Document section:
------------------------------------

I'll go SSD in my next build, probably in a year and a half. Right now I'm satisfied with Raid 0-ed 1TB Caviar Blacks.
foscooter

No mention of a release date. When will they be "in stores?" Q2 isn't exact enough.
zerapio

Alert! Spelling police is coming and their PISSED

(yes, it was intentional)
microking4u

Why are the I/O's for this drive way off on your review compared to others such as Anand and PCPer?
groberts101

Would have been interesting to see those Vantage marks on a Vertex 3 that hadn't already been hammered into a throttled state by all the previous tests. While it obviously shows the stamina and expected performance of the V3 after extremely heavy usage, the test doesn't take into consideration what many will see on newly installed drives that are used moderately. From that standpoint, the testing protocol is flawed, IMO.

IOW, the testing protocol in reverse would have been more interesting to see typical Vantage scores from an unthrottled controller. I know for fact through personal beta-testing of the V3 that they would have been much higher.

------------------------------------

Entries shown:
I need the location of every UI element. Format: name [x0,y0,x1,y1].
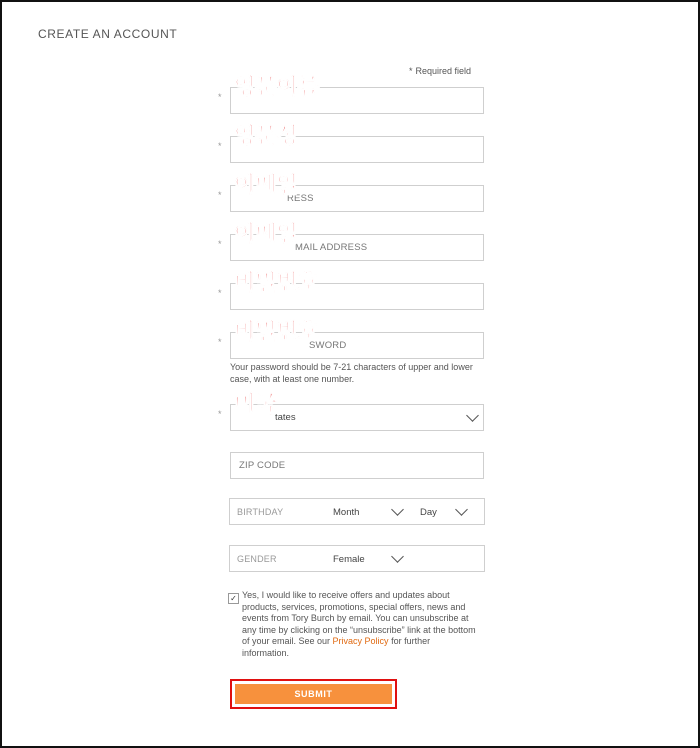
password-help-text: Your password should be 7-21 characters of upper and lower case, with at least one number. [230,362,473,384]
country-value: tates [275,412,296,423]
required-note [409,66,471,76]
optin-checkbox[interactable]: ✓ [228,593,239,604]
privacy-policy-link[interactable]: Privacy Policy [332,636,389,647]
submit-button[interactable]: SUBMIT [235,684,392,704]
required-asterisk: * [218,141,222,151]
gender-label: GENDER [237,554,277,564]
confirm-email-annotation: 이메일 [234,222,298,247]
confirm-password-field[interactable] [230,332,484,359]
required-marker: * [409,66,413,76]
required-asterisk: * [218,409,222,419]
confirm-email-placeholder: MAIL ADDRESS [295,242,368,253]
confirm-password-row [0,320,700,359]
email-annotation: 이메일 [234,173,298,198]
country-row [0,392,700,431]
zip-code-placeholder: ZIP CODE [239,460,286,471]
zip-row [0,452,700,479]
optin-text [242,590,478,660]
optin-body-end: for further information. [242,636,431,658]
first-name-annotation: 영문이름 [234,75,320,100]
required-asterisk: * [218,239,222,249]
confirm-password-annotation: 비밀번호 [234,320,320,345]
password-annotation: 비밀번호 [234,271,320,296]
required-asterisk: * [218,337,222,347]
chevron-down-icon[interactable] [391,503,404,516]
password-row [0,271,700,310]
last-name-row [0,124,700,163]
chevron-down-icon[interactable] [455,503,468,516]
birthday-day-select[interactable]: Day [420,507,437,518]
email-field[interactable] [230,185,484,212]
country-annotation: 미국 [234,392,277,417]
birthday-month-select[interactable]: Month [333,507,360,518]
required-asterisk: * [218,92,222,102]
first-name-row [0,75,700,114]
required-asterisk: * [218,288,222,298]
email-placeholder: RESS [287,193,314,204]
zip-code-field[interactable] [230,452,484,479]
birthday-label: BIRTHDAY [237,507,284,517]
confirm-email-field[interactable] [230,234,484,261]
chevron-down-icon[interactable] [391,550,404,563]
required-asterisk: * [218,190,222,200]
required-note-text: Required field [415,66,472,76]
gender-select[interactable]: Female [333,554,365,565]
optin-body: Yes, I would like to receive offers and updates about products, services, promotions, special offers, news and events from Tory Burch by email. You can unsubscribe at any time by clicking on the “unsubscribe” link at the bottom of your email. See our [242,590,476,647]
birthday-group [229,498,485,525]
password-field[interactable] [230,283,484,310]
confirm-email-row [0,222,700,261]
last-name-field[interactable] [230,136,484,163]
gender-group [229,545,485,572]
submit-highlight [230,679,397,709]
chevron-down-icon [466,409,479,422]
confirm-password-placeholder: SWORD [309,340,347,351]
country-select[interactable] [230,404,484,431]
email-row [0,173,700,212]
last-name-annotation: 영문성 [234,124,298,149]
page-title: CREATE AN ACCOUNT [38,27,178,41]
first-name-field[interactable] [230,87,484,114]
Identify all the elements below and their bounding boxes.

------------------------------------

Given problem 1: Do these statements agree with the forum thread? Answer yes or no for each, and quote the words that decide it. (a) One post plans a switch to SSD in roughly a year and a half. (b) One post says a Q2 release date is precise enough. (c) One post says the spelling mistake was an accident.
Given problem 2: Copy word for word the part of the forum thread between "No mention of" and "it was intentional)", inclusive.

Exercise answer 1:
(a) Yes: "I'll go SSD in my next build, probably in a year and a half."
(b) No: "Q2 isn't exact enough."
(c) No: "(yes, it was intentional)"

Exercise answer 2:
No mention of a release date. When will they be "in stores?" Q2 isn't exact enough.
zerapio

Alert! Spelling police is coming and their PISSED

(yes, it was intentional)